[Dataset items]

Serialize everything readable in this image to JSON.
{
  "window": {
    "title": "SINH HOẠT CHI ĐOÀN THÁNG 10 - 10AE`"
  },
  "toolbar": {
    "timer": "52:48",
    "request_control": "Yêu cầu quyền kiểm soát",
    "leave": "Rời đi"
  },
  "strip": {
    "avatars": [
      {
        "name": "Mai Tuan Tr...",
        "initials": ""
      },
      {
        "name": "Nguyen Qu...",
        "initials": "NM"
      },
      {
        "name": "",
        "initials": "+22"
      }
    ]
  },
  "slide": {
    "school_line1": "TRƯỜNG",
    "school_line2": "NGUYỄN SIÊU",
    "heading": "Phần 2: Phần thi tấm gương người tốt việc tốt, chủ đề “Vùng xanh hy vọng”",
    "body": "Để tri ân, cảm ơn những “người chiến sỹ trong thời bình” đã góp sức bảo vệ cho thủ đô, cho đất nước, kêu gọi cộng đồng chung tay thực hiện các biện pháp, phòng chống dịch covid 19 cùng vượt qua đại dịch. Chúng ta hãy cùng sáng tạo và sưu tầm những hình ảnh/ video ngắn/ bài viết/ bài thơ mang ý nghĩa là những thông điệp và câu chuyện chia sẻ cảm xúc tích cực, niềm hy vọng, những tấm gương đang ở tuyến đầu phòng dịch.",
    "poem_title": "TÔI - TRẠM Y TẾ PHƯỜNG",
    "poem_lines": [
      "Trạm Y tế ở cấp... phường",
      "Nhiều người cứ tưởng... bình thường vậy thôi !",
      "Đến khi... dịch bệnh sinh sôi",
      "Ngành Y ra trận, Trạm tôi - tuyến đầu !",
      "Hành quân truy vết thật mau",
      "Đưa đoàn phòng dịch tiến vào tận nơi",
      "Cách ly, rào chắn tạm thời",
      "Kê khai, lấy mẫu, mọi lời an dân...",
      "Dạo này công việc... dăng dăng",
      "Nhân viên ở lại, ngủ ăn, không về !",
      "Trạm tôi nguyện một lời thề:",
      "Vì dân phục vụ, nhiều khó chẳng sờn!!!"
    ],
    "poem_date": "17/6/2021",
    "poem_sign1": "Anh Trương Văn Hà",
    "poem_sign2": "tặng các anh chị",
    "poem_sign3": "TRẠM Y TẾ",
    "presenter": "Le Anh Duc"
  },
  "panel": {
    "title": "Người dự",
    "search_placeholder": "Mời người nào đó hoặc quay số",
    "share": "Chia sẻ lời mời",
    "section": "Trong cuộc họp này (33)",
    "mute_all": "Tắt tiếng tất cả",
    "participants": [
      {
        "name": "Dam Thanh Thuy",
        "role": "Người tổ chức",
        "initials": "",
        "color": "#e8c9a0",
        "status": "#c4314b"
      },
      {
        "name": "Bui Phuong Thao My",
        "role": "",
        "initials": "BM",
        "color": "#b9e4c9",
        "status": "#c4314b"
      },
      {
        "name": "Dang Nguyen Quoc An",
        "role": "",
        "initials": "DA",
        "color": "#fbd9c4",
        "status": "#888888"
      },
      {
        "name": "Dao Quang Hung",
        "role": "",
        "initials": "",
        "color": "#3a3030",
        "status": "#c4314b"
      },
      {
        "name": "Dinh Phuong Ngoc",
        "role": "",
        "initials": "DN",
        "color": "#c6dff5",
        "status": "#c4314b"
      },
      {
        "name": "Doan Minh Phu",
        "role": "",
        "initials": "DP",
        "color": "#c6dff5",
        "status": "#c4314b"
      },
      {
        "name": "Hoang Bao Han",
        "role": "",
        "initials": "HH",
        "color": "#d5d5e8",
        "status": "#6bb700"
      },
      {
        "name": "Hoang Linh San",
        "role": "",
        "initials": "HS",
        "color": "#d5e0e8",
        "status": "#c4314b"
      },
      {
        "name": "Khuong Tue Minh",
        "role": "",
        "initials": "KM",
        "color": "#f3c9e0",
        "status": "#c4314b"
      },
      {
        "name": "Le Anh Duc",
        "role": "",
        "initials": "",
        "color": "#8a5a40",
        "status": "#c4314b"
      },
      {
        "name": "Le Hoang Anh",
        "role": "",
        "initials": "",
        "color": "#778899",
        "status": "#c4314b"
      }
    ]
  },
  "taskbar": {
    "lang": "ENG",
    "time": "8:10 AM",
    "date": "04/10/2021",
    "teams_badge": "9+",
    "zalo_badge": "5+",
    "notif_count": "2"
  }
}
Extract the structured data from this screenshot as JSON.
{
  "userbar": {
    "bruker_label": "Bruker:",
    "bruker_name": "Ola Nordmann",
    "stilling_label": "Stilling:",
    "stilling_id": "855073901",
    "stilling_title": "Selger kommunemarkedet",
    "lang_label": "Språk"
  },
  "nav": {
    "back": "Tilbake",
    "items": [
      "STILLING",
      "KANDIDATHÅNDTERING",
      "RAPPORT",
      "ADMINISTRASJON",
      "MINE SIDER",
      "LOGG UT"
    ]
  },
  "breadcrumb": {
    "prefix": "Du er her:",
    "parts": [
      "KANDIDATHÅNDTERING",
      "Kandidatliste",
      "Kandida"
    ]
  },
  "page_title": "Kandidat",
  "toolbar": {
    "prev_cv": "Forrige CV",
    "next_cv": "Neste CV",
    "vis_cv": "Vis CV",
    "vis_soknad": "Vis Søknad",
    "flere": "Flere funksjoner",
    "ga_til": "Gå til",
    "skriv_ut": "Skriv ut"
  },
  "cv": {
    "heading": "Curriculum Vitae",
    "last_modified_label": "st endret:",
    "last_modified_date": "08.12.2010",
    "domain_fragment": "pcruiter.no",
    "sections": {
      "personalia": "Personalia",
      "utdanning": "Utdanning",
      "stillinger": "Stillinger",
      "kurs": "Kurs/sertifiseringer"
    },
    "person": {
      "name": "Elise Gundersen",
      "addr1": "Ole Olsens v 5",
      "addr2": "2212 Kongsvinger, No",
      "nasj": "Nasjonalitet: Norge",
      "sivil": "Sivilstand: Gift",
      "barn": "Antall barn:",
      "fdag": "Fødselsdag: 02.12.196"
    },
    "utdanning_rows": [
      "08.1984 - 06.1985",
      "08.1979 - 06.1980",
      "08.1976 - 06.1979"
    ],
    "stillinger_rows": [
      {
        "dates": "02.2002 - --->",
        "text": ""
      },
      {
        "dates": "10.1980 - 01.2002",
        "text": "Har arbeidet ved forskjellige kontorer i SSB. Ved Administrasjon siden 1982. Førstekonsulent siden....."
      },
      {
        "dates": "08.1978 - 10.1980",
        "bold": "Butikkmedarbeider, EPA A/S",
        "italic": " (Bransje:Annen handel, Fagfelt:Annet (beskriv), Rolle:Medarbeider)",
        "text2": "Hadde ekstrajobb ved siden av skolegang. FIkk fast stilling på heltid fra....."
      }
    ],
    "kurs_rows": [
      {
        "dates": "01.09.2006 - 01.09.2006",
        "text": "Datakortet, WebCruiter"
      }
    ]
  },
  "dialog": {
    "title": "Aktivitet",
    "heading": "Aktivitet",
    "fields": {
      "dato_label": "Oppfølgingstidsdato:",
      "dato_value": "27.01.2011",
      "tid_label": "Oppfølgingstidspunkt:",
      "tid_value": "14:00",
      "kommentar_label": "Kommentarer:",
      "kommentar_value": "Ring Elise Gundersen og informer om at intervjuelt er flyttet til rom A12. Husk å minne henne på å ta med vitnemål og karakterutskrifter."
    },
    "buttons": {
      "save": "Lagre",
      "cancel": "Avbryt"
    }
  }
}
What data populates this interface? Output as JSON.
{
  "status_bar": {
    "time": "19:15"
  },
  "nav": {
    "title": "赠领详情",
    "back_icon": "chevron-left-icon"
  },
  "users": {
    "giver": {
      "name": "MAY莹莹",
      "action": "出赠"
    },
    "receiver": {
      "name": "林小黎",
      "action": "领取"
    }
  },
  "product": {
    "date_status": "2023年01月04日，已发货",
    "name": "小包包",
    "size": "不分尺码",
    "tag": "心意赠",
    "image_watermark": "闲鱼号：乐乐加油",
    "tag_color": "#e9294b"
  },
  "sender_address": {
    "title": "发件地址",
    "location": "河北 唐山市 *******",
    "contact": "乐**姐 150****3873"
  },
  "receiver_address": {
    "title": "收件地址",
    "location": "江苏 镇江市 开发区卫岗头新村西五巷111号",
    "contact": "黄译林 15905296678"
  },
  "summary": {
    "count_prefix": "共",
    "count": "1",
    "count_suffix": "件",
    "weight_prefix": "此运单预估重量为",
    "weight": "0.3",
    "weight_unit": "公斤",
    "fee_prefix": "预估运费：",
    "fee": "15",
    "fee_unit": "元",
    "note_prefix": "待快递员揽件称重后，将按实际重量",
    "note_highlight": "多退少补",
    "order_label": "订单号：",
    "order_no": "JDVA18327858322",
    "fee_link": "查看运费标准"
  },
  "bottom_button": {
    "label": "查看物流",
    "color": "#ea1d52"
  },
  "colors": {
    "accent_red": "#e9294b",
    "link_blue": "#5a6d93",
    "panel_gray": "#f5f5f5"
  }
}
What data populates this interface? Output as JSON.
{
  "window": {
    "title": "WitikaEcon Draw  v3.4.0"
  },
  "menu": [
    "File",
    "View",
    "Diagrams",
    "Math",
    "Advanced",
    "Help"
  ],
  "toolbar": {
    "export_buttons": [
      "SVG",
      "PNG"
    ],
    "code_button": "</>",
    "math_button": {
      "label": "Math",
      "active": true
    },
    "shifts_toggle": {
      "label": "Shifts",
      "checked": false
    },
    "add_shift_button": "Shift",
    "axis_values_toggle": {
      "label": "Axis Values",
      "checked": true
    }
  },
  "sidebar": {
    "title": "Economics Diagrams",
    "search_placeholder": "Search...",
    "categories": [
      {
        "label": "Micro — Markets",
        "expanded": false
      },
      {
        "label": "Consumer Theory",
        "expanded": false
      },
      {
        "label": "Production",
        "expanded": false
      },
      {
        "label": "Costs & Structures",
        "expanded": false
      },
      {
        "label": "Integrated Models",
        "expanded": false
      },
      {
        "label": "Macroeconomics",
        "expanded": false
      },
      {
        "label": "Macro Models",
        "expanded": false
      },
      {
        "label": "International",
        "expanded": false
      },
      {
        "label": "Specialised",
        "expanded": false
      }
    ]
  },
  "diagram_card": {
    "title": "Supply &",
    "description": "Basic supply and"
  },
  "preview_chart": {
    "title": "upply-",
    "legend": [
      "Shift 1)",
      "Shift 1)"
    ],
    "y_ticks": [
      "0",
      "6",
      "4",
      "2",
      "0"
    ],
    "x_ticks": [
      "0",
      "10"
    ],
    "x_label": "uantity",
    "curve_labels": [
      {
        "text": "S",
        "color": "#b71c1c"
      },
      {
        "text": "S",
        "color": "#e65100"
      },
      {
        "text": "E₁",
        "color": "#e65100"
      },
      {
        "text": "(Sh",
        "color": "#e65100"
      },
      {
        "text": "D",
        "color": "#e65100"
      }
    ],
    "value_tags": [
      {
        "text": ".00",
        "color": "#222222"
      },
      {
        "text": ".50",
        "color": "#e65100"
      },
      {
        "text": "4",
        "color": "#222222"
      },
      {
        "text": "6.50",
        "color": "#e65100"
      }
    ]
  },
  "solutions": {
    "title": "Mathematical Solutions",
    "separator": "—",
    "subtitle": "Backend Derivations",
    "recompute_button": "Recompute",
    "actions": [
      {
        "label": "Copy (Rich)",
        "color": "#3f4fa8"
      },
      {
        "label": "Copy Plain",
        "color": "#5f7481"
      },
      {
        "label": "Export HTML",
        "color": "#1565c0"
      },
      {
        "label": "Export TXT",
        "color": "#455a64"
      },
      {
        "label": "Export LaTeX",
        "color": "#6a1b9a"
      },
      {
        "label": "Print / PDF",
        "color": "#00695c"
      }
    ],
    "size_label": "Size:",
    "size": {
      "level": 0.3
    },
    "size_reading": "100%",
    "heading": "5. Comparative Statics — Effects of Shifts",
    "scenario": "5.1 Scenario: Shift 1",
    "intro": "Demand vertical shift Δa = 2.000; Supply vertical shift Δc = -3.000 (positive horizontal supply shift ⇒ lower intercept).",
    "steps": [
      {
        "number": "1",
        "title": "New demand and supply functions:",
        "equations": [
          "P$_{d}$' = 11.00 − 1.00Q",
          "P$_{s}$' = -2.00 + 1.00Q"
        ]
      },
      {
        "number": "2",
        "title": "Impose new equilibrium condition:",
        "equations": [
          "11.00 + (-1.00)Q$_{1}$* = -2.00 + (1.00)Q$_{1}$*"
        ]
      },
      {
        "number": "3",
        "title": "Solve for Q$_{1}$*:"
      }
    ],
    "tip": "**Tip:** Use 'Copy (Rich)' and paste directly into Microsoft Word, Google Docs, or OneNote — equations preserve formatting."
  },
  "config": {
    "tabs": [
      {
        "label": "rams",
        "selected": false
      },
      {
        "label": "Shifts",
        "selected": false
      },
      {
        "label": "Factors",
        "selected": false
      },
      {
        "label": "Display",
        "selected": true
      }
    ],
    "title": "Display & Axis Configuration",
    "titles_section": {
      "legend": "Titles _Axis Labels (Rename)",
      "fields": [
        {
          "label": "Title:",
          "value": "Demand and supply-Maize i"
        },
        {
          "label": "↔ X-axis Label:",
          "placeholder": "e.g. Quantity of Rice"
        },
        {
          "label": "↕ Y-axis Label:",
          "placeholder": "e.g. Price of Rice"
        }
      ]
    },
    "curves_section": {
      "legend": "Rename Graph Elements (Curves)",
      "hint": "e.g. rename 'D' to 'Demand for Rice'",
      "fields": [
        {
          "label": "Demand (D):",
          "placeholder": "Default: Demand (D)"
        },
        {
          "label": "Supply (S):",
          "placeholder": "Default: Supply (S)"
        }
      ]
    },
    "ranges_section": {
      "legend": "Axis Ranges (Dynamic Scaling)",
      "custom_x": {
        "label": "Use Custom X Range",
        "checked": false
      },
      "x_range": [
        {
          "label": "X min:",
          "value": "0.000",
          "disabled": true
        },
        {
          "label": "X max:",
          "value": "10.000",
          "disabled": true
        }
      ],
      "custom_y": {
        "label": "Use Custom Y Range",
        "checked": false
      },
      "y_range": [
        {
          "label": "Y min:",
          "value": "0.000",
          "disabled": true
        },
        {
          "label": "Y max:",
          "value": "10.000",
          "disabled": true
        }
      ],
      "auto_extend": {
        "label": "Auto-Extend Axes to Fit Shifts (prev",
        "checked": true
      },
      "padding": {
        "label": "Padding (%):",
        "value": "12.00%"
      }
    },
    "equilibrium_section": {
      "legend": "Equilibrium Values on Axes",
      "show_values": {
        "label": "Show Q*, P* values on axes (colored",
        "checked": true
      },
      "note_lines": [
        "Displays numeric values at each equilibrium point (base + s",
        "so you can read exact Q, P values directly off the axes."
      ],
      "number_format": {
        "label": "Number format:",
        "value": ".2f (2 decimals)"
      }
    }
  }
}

Exercise -
Tally the lines in these entries that have the string "Rich" in them, then answer with the count and nothing else.

Response -
2